DATA SECTION:
════════════════════

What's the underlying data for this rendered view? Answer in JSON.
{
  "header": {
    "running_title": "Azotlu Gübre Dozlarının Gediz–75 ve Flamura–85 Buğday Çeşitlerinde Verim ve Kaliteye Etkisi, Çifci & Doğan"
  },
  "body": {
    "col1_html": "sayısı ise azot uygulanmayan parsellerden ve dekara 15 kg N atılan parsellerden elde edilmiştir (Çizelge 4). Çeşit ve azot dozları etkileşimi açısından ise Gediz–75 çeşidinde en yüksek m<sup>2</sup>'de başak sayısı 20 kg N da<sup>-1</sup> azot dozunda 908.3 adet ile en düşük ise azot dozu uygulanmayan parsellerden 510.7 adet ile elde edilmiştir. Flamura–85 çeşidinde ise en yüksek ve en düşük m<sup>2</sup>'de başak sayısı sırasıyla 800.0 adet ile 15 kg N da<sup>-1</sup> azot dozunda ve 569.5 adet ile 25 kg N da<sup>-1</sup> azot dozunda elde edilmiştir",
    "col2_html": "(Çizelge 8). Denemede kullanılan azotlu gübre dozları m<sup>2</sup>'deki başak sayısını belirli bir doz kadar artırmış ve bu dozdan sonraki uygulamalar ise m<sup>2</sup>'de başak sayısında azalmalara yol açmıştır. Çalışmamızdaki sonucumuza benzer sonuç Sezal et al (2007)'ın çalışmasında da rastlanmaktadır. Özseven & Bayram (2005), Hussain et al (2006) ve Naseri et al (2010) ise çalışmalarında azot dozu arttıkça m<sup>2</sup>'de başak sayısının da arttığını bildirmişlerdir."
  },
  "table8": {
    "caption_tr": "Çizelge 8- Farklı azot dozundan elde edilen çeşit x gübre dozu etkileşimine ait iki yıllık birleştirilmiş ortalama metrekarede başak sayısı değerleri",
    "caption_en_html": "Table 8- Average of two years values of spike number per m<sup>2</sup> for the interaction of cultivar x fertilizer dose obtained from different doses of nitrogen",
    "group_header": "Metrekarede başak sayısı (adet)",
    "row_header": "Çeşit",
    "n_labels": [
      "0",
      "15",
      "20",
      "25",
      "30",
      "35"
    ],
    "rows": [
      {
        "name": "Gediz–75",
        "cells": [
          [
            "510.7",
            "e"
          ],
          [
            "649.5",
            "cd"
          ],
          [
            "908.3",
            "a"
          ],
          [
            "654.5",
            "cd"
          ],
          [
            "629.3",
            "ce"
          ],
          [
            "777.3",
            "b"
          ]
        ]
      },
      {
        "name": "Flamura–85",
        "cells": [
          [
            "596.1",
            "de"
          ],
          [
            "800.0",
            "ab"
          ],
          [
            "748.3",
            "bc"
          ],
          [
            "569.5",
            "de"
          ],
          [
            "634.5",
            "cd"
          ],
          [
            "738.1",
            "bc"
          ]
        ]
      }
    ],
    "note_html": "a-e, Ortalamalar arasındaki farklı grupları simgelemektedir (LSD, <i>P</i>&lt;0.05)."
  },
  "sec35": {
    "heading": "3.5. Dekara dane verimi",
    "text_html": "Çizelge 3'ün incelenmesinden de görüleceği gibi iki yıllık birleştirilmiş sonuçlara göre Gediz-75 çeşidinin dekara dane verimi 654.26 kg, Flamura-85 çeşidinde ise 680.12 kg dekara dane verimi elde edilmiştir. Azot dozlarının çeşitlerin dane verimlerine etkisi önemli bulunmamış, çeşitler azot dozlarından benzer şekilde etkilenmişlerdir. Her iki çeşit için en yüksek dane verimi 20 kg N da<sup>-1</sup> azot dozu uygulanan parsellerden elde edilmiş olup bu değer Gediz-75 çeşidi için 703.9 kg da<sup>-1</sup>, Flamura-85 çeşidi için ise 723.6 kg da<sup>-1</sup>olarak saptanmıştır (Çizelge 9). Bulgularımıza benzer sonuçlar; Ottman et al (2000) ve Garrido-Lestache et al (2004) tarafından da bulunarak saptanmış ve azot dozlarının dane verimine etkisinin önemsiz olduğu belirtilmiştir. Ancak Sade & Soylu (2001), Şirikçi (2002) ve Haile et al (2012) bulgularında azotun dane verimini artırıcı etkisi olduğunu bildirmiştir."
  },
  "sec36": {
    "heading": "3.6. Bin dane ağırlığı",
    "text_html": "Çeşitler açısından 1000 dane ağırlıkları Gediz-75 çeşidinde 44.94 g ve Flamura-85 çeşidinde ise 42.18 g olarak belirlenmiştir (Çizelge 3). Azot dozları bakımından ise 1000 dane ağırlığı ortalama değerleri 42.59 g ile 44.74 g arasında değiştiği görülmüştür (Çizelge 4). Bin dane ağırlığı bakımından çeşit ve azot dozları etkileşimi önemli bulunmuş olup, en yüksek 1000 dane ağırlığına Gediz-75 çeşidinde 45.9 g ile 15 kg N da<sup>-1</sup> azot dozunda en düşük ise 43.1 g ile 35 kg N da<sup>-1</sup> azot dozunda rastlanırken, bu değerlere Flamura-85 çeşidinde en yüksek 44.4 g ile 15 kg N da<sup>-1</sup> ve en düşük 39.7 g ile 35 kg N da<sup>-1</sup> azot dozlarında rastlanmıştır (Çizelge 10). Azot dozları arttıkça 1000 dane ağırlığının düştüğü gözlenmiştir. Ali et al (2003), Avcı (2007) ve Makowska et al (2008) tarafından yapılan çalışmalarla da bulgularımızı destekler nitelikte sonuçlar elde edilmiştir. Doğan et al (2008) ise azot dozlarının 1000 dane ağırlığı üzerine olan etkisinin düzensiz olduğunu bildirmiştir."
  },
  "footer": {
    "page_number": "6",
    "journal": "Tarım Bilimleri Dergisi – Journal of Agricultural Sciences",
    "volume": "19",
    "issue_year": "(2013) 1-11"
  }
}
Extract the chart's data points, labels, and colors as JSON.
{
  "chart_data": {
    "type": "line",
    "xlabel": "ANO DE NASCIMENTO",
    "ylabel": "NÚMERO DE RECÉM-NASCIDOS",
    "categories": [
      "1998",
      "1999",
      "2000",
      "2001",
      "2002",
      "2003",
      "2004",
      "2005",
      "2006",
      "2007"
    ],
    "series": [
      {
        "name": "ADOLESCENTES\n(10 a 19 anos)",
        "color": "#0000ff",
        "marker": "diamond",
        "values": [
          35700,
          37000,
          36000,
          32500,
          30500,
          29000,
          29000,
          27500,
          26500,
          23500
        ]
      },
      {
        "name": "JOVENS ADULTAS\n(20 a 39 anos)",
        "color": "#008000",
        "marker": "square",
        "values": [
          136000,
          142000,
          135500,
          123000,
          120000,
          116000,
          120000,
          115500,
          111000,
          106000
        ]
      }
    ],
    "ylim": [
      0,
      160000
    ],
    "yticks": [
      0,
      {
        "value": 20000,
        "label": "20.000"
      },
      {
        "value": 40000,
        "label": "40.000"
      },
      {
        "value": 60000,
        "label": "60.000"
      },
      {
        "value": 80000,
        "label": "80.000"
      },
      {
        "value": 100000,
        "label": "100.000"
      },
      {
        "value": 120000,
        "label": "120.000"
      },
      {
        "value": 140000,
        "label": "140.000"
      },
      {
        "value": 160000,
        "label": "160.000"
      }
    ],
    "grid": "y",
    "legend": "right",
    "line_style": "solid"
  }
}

════════════════════

TASK DETAILS:
Show all lines in the entries above where the word "JSON" appears.

WRITTEN REPLY:
What's the underlying data for this rendered view? Answer in JSON.
Extract the chart's data points, labels, and colors as JSON.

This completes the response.